Extracted records
--
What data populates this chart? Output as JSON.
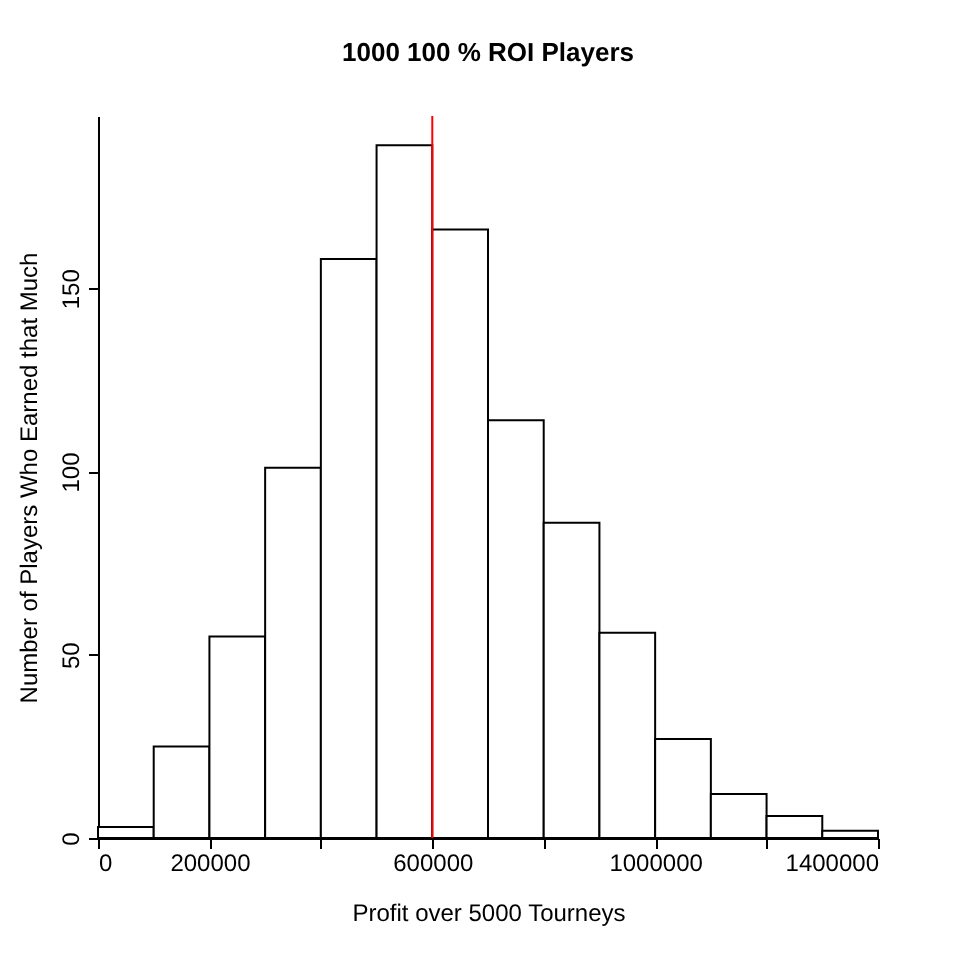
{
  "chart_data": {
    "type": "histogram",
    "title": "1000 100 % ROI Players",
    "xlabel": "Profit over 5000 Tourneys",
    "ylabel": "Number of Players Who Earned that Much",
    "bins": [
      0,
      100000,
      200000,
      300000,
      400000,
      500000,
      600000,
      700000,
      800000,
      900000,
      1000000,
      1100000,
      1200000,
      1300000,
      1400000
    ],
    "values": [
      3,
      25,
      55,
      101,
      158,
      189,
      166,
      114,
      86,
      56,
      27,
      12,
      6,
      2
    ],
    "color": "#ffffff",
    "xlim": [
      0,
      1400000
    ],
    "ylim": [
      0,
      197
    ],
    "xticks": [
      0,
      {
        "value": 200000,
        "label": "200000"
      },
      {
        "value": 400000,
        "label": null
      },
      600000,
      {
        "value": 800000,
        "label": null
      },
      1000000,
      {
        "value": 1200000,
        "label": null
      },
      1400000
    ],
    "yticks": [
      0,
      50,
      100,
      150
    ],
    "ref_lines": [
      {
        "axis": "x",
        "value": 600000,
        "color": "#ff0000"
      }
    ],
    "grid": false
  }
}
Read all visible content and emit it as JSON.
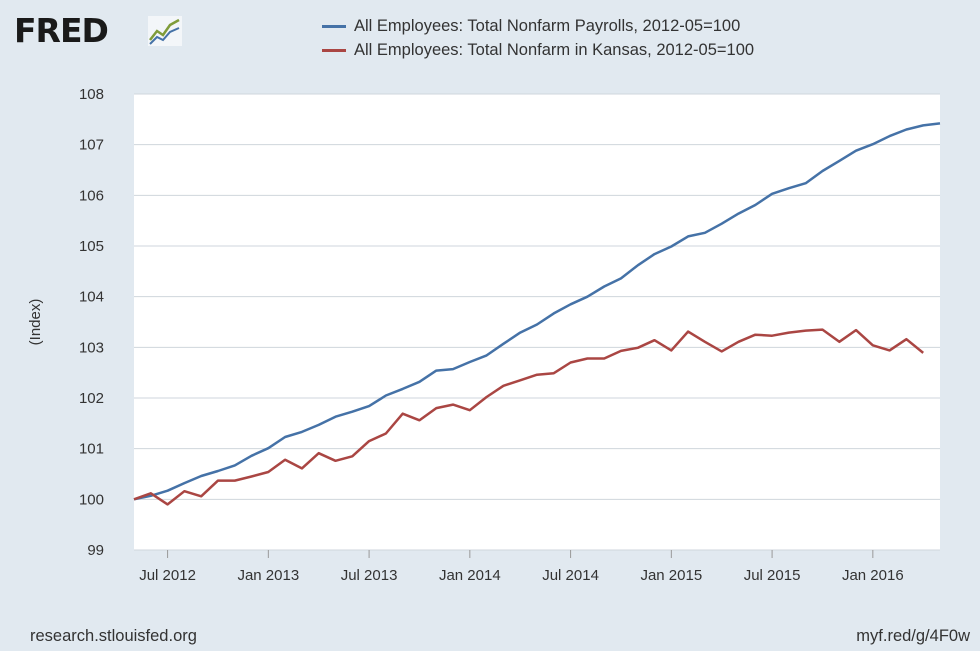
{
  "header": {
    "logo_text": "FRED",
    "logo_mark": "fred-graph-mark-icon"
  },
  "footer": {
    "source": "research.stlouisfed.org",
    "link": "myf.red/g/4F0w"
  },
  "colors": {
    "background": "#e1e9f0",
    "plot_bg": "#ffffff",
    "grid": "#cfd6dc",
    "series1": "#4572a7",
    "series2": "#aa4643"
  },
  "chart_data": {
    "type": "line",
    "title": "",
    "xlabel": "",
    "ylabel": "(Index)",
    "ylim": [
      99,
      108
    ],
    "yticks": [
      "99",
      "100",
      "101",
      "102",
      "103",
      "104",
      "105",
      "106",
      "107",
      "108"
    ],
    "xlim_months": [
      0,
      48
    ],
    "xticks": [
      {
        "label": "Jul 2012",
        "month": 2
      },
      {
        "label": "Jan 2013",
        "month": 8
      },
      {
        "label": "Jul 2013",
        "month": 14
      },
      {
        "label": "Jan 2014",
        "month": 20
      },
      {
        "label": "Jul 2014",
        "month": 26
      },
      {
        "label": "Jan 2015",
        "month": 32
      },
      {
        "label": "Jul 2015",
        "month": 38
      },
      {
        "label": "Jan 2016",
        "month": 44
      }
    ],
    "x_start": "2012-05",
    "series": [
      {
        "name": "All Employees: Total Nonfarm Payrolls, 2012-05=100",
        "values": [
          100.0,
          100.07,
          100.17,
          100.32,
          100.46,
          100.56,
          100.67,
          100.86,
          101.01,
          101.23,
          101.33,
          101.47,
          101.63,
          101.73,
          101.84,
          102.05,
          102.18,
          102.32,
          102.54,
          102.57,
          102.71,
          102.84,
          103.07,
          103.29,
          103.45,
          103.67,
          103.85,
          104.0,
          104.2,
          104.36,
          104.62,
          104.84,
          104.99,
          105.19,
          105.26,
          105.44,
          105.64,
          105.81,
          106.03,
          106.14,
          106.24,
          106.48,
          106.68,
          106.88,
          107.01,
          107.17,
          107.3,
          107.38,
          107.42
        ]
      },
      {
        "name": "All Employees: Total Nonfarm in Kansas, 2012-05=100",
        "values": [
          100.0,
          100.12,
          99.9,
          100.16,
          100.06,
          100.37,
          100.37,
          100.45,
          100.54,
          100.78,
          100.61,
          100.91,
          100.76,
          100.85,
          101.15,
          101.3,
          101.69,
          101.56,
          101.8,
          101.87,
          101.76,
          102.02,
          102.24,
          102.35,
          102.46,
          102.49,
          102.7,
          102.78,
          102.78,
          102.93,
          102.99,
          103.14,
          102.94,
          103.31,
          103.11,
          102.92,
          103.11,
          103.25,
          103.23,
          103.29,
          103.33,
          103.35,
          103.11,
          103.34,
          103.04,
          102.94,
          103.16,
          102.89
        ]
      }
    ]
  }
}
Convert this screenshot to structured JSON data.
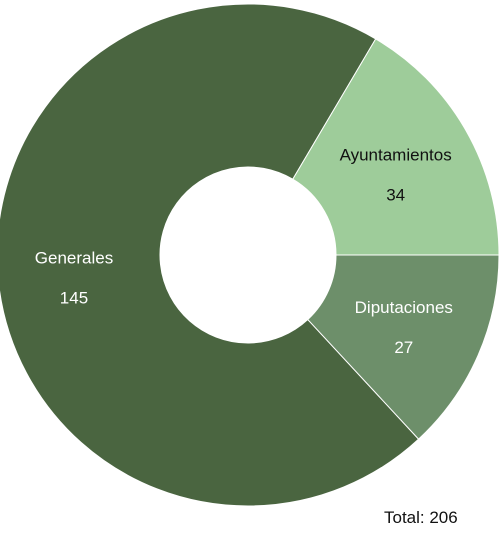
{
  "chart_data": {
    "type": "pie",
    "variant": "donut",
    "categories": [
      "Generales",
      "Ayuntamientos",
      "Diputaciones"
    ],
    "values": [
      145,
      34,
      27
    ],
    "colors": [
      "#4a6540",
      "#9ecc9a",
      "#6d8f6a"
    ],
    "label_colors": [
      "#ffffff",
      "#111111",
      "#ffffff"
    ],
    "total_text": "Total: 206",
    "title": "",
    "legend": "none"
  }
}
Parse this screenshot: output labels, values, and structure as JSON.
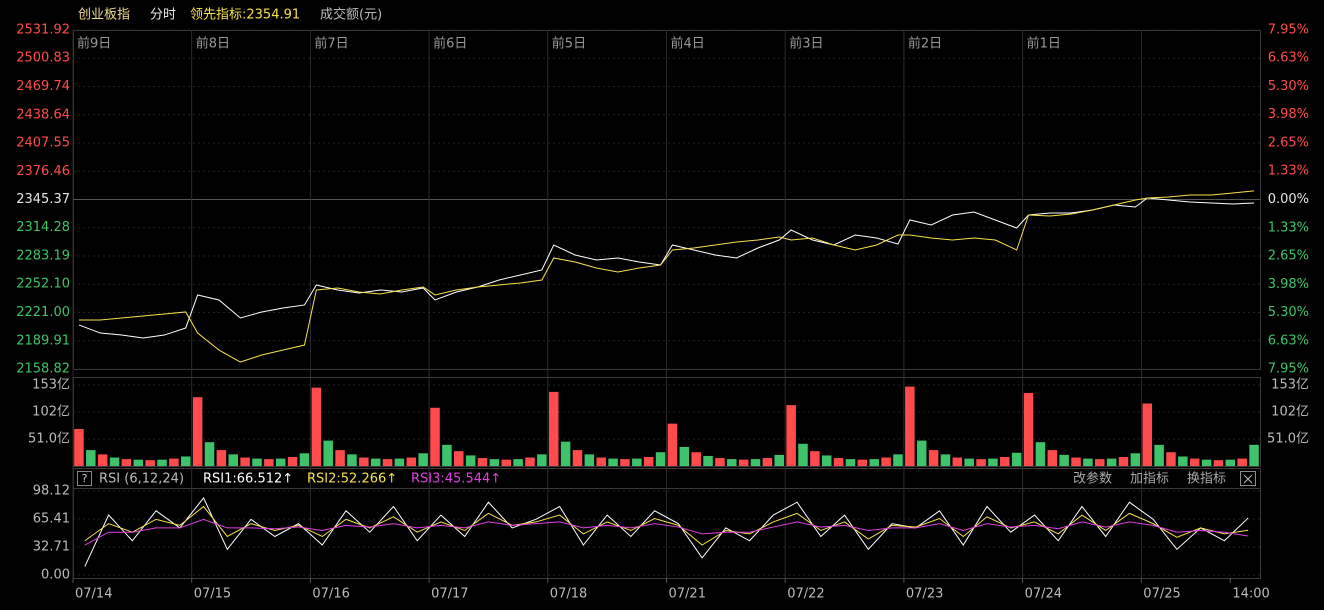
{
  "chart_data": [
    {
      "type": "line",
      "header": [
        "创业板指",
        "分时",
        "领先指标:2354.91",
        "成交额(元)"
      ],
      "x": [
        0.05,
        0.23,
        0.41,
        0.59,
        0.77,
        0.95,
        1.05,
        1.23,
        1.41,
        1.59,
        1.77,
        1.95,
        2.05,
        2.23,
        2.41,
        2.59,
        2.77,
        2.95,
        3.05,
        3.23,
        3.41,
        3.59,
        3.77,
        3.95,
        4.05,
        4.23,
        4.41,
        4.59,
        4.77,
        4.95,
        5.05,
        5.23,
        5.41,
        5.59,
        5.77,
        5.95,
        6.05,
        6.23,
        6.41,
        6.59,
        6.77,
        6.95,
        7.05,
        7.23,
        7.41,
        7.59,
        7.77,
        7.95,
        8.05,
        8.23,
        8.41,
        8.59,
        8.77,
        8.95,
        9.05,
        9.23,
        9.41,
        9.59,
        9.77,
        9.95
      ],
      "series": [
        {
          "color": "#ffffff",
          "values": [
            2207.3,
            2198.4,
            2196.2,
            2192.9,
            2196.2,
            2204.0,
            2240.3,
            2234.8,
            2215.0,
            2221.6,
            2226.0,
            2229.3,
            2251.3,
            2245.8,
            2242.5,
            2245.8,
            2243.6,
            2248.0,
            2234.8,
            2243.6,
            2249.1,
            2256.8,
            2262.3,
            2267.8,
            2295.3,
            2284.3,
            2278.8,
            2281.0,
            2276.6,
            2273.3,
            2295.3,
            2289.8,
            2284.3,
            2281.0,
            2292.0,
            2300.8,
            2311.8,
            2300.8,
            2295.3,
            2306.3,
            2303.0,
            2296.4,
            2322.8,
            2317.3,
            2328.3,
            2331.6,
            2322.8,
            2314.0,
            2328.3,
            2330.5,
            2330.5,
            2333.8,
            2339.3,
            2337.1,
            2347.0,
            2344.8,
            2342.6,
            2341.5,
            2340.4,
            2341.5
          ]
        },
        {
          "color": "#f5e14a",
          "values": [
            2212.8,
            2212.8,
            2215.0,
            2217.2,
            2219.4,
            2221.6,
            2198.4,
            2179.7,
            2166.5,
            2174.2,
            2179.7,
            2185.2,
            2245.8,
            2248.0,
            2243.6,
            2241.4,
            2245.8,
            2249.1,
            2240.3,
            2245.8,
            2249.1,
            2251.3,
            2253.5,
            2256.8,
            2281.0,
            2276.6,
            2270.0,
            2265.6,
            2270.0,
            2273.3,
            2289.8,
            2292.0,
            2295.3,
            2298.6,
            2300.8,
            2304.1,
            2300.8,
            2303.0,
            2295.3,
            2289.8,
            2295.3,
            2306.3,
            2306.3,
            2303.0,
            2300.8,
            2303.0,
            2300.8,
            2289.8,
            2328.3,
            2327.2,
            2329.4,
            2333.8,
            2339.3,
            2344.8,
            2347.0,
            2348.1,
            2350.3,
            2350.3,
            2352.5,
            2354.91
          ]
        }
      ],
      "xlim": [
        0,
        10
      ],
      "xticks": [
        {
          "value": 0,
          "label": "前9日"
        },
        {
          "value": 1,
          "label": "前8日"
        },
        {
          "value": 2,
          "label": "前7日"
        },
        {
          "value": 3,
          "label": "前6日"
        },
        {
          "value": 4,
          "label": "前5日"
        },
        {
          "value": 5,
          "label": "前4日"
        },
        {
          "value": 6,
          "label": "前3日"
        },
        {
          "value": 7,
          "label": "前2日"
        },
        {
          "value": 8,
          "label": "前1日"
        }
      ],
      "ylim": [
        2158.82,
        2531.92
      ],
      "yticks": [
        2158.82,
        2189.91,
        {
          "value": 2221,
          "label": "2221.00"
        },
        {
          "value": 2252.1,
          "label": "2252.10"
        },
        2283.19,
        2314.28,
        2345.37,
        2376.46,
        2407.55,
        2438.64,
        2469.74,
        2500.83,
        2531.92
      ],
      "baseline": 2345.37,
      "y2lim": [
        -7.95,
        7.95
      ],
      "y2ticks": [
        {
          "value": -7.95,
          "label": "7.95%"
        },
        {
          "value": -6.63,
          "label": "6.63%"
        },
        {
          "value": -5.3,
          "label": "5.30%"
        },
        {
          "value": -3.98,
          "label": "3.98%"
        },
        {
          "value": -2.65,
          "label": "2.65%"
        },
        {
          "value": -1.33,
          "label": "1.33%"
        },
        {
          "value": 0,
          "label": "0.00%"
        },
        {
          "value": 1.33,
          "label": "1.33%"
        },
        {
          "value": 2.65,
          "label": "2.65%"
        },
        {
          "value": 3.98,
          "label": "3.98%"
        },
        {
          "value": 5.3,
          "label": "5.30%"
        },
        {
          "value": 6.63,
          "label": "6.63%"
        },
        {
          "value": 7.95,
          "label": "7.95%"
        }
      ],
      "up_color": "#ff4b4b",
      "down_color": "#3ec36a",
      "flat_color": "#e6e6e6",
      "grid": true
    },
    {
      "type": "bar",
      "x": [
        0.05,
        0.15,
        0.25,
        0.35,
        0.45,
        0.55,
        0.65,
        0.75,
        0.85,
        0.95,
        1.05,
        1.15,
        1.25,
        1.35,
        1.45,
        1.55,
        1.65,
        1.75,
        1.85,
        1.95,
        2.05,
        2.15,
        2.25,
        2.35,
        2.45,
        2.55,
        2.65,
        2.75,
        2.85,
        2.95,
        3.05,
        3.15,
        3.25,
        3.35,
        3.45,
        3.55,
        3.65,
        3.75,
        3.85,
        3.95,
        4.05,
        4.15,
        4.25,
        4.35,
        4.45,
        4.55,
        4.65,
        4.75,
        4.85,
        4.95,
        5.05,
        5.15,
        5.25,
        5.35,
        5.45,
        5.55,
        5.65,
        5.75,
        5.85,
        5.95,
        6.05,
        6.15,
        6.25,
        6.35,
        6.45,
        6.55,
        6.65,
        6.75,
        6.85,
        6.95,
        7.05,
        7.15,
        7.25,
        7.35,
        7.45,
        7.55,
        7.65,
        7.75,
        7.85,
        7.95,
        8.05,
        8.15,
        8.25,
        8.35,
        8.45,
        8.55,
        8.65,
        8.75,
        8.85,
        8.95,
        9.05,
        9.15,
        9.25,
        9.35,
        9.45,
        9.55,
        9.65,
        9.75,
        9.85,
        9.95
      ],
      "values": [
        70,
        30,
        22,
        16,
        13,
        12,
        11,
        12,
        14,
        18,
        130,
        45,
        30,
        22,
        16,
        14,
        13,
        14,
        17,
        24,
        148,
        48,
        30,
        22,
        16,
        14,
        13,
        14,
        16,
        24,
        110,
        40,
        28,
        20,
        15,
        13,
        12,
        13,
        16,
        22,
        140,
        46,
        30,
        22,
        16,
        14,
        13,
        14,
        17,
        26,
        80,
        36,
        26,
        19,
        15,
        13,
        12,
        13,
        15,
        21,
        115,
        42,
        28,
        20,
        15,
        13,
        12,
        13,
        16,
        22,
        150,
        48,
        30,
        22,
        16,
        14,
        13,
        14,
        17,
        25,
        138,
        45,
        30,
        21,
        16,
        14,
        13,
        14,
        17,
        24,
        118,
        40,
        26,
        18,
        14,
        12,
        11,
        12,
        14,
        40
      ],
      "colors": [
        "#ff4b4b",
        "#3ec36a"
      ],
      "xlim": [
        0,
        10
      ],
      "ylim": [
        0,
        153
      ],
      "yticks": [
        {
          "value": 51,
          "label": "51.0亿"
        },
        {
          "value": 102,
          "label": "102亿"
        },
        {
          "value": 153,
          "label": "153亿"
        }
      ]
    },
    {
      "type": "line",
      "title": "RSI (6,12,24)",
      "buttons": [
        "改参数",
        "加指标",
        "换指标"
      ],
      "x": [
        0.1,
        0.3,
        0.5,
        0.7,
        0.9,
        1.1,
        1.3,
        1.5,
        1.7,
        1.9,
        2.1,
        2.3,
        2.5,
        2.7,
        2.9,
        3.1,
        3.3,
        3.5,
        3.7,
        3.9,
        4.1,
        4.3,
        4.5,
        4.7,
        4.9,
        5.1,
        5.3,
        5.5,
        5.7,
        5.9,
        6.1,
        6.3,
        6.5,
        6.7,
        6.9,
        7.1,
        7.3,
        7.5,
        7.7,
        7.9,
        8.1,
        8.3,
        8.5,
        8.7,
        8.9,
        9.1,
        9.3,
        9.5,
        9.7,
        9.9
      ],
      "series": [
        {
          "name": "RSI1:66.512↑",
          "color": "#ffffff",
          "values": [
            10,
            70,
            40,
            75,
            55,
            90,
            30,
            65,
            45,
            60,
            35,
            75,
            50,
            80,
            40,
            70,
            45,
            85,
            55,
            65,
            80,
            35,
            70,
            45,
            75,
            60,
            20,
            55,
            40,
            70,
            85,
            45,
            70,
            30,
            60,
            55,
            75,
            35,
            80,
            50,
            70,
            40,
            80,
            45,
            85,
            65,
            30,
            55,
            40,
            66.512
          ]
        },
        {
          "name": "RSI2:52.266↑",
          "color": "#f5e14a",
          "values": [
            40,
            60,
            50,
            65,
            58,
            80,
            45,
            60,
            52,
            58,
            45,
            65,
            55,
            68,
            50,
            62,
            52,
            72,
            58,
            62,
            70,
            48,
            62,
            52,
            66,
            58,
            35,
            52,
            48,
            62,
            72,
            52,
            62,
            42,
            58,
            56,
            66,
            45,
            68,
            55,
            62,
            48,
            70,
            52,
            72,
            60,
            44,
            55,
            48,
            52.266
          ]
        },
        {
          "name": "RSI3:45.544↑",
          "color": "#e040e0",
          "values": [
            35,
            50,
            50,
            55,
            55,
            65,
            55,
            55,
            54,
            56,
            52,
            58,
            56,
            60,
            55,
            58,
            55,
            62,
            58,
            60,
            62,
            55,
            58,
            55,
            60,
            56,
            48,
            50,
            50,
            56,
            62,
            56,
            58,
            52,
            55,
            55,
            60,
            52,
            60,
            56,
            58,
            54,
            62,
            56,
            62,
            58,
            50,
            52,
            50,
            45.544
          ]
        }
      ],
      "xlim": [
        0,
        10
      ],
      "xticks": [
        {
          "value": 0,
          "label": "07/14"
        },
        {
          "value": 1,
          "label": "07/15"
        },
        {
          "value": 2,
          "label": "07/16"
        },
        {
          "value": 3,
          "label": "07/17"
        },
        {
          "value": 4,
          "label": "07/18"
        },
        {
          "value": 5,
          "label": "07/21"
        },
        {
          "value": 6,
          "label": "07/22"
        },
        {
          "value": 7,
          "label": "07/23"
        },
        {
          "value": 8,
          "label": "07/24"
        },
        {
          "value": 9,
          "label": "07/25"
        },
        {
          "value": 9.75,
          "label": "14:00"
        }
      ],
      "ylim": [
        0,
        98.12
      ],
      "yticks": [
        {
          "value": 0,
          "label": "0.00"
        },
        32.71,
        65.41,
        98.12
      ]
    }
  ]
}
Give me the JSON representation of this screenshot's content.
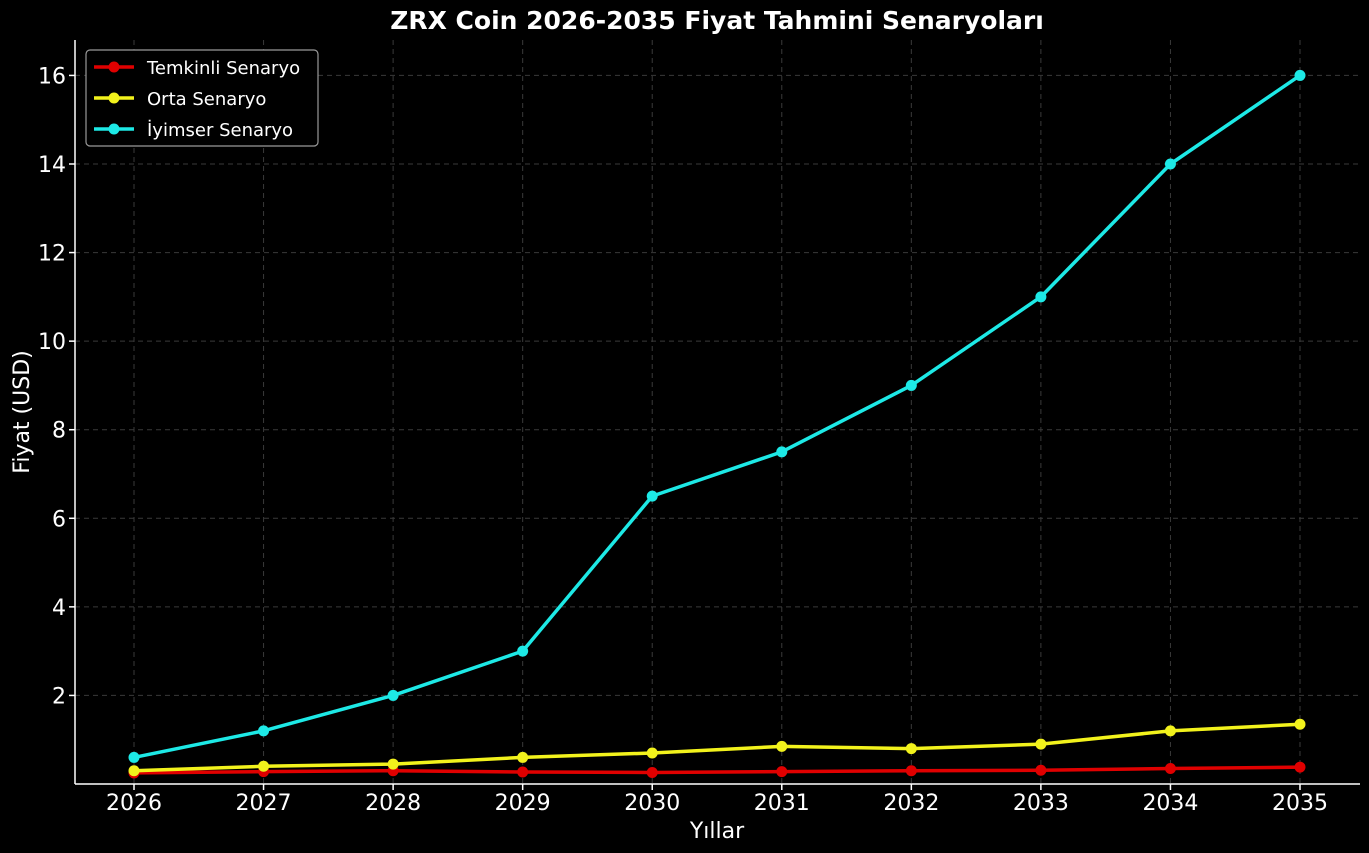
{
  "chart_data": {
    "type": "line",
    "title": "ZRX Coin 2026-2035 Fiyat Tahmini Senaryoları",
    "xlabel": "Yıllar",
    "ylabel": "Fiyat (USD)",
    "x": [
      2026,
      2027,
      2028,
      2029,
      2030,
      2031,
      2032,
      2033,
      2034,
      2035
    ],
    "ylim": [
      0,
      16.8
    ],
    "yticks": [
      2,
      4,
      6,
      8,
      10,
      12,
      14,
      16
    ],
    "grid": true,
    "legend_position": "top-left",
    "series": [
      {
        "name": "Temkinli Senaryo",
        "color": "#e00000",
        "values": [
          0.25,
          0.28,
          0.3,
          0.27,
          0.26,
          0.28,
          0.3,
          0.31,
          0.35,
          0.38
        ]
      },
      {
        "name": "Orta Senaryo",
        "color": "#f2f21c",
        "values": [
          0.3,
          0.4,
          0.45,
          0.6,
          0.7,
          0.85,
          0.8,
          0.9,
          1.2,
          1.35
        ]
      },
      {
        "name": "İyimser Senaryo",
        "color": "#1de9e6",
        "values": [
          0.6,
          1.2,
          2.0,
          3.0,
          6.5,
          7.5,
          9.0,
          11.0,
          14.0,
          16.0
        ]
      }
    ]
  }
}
--
Whenever "title" turns up in a line, pick that line out.

▶ **TASK RESPONSE**:
    "title": "1000 100 % ROI Players",
    "title": "",
    "title": "",
      "title": "RSI (6,12,24)",
    "title": "ZRX Coin 2026-2035 Fiyat Tahmini Senaryoları",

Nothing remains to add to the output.